(Lines of data)
┌──

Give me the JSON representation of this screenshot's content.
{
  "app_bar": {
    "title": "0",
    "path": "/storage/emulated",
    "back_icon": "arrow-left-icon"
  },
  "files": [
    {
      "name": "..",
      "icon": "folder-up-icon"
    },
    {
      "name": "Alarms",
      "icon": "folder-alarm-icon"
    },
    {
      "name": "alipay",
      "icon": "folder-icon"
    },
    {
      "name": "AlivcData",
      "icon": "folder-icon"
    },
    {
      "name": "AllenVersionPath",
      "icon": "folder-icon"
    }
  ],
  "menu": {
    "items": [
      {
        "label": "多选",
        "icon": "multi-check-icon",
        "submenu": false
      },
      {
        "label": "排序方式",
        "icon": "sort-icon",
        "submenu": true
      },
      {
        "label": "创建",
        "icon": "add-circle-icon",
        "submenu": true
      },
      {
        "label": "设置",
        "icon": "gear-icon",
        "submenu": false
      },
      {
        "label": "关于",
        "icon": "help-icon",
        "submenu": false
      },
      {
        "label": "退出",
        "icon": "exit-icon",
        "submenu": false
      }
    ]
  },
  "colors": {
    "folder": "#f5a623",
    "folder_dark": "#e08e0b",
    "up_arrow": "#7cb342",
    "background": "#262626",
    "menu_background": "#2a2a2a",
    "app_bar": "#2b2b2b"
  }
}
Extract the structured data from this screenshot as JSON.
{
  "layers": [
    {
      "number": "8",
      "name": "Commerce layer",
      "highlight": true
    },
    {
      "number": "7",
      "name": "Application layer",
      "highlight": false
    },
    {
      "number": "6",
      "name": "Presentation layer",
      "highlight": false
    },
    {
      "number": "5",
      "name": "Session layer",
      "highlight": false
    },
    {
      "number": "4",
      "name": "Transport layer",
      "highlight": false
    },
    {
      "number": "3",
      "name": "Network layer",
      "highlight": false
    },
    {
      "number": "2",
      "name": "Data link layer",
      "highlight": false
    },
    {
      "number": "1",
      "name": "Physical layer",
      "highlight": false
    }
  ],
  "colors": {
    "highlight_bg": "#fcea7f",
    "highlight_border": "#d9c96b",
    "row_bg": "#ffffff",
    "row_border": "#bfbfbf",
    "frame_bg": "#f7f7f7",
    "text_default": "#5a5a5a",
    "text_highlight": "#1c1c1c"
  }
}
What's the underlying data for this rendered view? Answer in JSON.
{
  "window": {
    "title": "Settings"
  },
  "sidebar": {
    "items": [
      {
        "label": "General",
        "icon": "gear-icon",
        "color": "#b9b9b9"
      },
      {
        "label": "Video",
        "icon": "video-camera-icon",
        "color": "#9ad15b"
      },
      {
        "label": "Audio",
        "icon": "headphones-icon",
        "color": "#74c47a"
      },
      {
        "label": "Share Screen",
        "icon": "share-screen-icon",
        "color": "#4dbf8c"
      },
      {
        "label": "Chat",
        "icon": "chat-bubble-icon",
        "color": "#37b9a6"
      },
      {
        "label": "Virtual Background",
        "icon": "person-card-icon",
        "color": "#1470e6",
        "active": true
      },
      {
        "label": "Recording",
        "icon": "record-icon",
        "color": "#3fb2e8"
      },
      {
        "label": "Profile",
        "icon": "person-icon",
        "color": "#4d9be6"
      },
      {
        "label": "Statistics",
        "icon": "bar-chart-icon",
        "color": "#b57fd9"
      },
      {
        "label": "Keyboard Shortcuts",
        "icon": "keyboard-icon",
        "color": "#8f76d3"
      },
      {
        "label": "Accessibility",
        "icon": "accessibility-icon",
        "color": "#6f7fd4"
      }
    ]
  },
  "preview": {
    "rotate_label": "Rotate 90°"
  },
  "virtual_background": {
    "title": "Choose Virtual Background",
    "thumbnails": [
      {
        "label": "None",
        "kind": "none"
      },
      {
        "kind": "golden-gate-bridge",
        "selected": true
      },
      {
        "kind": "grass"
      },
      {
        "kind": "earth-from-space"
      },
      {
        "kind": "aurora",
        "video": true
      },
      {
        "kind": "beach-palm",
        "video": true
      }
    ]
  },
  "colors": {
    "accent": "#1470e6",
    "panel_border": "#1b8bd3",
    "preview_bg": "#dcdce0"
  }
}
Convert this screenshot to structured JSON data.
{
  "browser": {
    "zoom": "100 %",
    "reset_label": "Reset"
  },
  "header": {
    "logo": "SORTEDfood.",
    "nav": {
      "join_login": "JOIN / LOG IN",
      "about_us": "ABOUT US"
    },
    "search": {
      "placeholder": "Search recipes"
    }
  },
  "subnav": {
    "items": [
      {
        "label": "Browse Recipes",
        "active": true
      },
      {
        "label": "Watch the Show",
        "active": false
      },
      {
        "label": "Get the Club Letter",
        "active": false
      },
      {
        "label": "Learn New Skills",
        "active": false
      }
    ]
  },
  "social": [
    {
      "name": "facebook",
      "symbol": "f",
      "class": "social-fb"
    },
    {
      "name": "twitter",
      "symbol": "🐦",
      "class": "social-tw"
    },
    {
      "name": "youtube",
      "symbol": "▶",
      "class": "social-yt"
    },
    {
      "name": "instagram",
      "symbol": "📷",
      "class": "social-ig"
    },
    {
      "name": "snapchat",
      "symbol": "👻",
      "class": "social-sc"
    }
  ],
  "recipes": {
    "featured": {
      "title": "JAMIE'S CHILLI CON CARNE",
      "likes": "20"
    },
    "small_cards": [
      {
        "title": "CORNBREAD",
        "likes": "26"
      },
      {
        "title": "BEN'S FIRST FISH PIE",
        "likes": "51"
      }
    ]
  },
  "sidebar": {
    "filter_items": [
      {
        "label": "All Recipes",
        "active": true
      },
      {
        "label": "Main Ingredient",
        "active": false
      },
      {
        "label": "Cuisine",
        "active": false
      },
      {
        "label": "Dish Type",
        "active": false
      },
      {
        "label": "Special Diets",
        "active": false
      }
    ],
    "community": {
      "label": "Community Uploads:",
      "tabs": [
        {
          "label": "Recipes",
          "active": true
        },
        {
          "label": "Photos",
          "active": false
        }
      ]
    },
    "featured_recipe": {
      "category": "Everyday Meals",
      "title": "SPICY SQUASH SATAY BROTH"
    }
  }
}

└──

▸ **Exercise details**: Every entry needs to be retyped exactly.

▸ **Output of the exercise**:
Give me the JSON representation of this screenshot's content.
{
  "app_bar": {
    "title": "0",
    "path": "/storage/emulated",
    "back_icon": "arrow-left-icon"
  },
  "files": [
    {
      "name": "..",
      "icon": "folder-up-icon"
    },
    {
      "name": "Alarms",
      "icon": "folder-alarm-icon"
    },
    {
      "name": "alipay",
      "icon": "folder-icon"
    },
    {
      "name": "AlivcData",
      "icon": "folder-icon"
    },
    {
      "name": "AllenVersionPath",
      "icon": "folder-icon"
    }
  ],
  "menu": {
    "items": [
      {
        "label": "多选",
        "icon": "multi-check-icon",
        "submenu": false
      },
      {
        "label": "排序方式",
        "icon": "sort-icon",
        "submenu": true
      },
      {
        "label": "创建",
        "icon": "add-circle-icon",
        "submenu": true
      },
      {
        "label": "设置",
        "icon": "gear-icon",
        "submenu": false
      },
      {
        "label": "关于",
        "icon": "help-icon",
        "submenu": false
      },
      {
        "label": "退出",
        "icon": "exit-icon",
        "submenu": false
      }
    ]
  },
  "colors": {
    "folder": "#f5a623",
    "folder_dark": "#e08e0b",
    "up_arrow": "#7cb342",
    "background": "#262626",
    "menu_background": "#2a2a2a",
    "app_bar": "#2b2b2b"
  }
}
Extract the structured data from this screenshot as JSON.
{
  "layers": [
    {
      "number": "8",
      "name": "Commerce layer",
      "highlight": true
    },
    {
      "number": "7",
      "name": "Application layer",
      "highlight": false
    },
    {
      "number": "6",
      "name": "Presentation layer",
      "highlight": false
    },
    {
      "number": "5",
      "name": "Session layer",
      "highlight": false
    },
    {
      "number": "4",
      "name": "Transport layer",
      "highlight": false
    },
    {
      "number": "3",
      "name": "Network layer",
      "highlight": false
    },
    {
      "number": "2",
      "name": "Data link layer",
      "highlight": false
    },
    {
      "number": "1",
      "name": "Physical layer",
      "highlight": false
    }
  ],
  "colors": {
    "highlight_bg": "#fcea7f",
    "highlight_border": "#d9c96b",
    "row_bg": "#ffffff",
    "row_border": "#bfbfbf",
    "frame_bg": "#f7f7f7",
    "text_default": "#5a5a5a",
    "text_highlight": "#1c1c1c"
  }
}
What's the underlying data for this rendered view? Answer in JSON.
{
  "window": {
    "title": "Settings"
  },
  "sidebar": {
    "items": [
      {
        "label": "General",
        "icon": "gear-icon",
        "color": "#b9b9b9"
      },
      {
        "label": "Video",
        "icon": "video-camera-icon",
        "color": "#9ad15b"
      },
      {
        "label": "Audio",
        "icon": "headphones-icon",
        "color": "#74c47a"
      },
      {
        "label": "Share Screen",
        "icon": "share-screen-icon",
        "color": "#4dbf8c"
      },
      {
        "label": "Chat",
        "icon": "chat-bubble-icon",
        "color": "#37b9a6"
      },
      {
        "label": "Virtual Background",
        "icon": "person-card-icon",
        "color": "#1470e6",
        "active": true
      },
      {
        "label": "Recording",
        "icon": "record-icon",
        "color": "#3fb2e8"
      },
      {
        "label": "Profile",
        "icon": "person-icon",
        "color": "#4d9be6"
      },
      {
        "label": "Statistics",
        "icon": "bar-chart-icon",
        "color": "#b57fd9"
      },
      {
        "label": "Keyboard Shortcuts",
        "icon": "keyboard-icon",
        "color": "#8f76d3"
      },
      {
        "label": "Accessibility",
        "icon": "accessibility-icon",
        "color": "#6f7fd4"
      }
    ]
  },
  "preview": {
    "rotate_label": "Rotate 90°"
  },
  "virtual_background": {
    "title": "Choose Virtual Background",
    "thumbnails": [
      {
        "label": "None",
        "kind": "none"
      },
      {
        "kind": "golden-gate-bridge",
        "selected": true
      },
      {
        "kind": "grass"
      },
      {
        "kind": "earth-from-space"
      },
      {
        "kind": "aurora",
        "video": true
      },
      {
        "kind": "beach-palm",
        "video": true
      }
    ]
  },
  "colors": {
    "accent": "#1470e6",
    "panel_border": "#1b8bd3",
    "preview_bg": "#dcdce0"
  }
}
Convert this screenshot to structured JSON data.
{
  "browser": {
    "zoom": "100 %",
    "reset_label": "Reset"
  },
  "header": {
    "logo": "SORTEDfood.",
    "nav": {
      "join_login": "JOIN / LOG IN",
      "about_us": "ABOUT US"
    },
    "search": {
      "placeholder": "Search recipes"
    }
  },
  "subnav": {
    "items": [
      {
        "label": "Browse Recipes",
        "active": true
      },
      {
        "label": "Watch the Show",
        "active": false
      },
      {
        "label": "Get the Club Letter",
        "active": false
      },
      {
        "label": "Learn New Skills",
        "active": false
      }
    ]
  },
  "social": [
    {
      "name": "facebook",
      "symbol": "f",
      "class": "social-fb"
    },
    {
      "name": "twitter",
      "symbol": "🐦",
      "class": "social-tw"
    },
    {
      "name": "youtube",
      "symbol": "▶",
      "class": "social-yt"
    },
    {
      "name": "instagram",
      "symbol": "📷",
      "class": "social-ig"
    },
    {
      "name": "snapchat",
      "symbol": "👻",
      "class": "social-sc"
    }
  ],
  "recipes": {
    "featured": {
      "title": "JAMIE'S CHILLI CON CARNE",
      "likes": "20"
    },
    "small_cards": [
      {
        "title": "CORNBREAD",
        "likes": "26"
      },
      {
        "title": "BEN'S FIRST FISH PIE",
        "likes": "51"
      }
    ]
  },
  "sidebar": {
    "filter_items": [
      {
        "label": "All Recipes",
        "active": true
      },
      {
        "label": "Main Ingredient",
        "active": false
      },
      {
        "label": "Cuisine",
        "active": false
      },
      {
        "label": "Dish Type",
        "active": false
      },
      {
        "label": "Special Diets",
        "active": false
      }
    ],
    "community": {
      "label": "Community Uploads:",
      "tabs": [
        {
          "label": "Recipes",
          "active": true
        },
        {
          "label": "Photos",
          "active": false
        }
      ]
    },
    "featured_recipe": {
      "category": "Everyday Meals",
      "title": "SPICY SQUASH SATAY BROTH"
    }
  }
}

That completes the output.